## TASK TO COMPLETE
Look through the listing below and give the number of lines that hold "floats". Say nothing more.

## RECORDS TO USE
"""
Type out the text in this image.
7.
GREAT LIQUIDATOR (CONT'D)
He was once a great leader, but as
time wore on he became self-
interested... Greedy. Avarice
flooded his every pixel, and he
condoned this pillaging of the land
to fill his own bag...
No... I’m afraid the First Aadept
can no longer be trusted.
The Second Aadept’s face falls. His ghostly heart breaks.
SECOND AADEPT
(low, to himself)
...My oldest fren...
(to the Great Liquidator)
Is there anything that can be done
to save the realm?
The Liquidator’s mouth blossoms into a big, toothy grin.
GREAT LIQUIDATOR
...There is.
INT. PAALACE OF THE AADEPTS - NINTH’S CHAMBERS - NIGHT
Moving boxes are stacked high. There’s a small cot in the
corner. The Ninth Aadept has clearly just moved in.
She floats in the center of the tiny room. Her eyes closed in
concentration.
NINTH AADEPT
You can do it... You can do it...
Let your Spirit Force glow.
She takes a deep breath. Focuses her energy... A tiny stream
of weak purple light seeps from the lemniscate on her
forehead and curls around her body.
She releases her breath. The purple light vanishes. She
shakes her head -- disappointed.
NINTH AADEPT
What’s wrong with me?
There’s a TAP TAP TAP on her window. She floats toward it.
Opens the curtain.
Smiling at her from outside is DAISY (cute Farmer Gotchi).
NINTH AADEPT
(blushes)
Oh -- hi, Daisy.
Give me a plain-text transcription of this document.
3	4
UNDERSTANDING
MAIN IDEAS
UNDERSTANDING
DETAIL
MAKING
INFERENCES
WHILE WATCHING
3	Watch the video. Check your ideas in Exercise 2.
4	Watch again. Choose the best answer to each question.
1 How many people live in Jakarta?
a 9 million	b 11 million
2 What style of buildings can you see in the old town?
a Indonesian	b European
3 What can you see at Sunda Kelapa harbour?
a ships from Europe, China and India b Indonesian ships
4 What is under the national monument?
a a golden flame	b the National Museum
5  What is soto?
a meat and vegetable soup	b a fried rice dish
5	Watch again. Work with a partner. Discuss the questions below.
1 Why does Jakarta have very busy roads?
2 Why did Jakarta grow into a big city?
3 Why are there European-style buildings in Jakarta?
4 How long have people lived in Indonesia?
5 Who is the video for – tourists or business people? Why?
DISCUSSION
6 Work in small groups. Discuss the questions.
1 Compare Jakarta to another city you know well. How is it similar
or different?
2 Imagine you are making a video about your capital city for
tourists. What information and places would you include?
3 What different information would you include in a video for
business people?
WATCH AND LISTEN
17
"""
## REPLY
2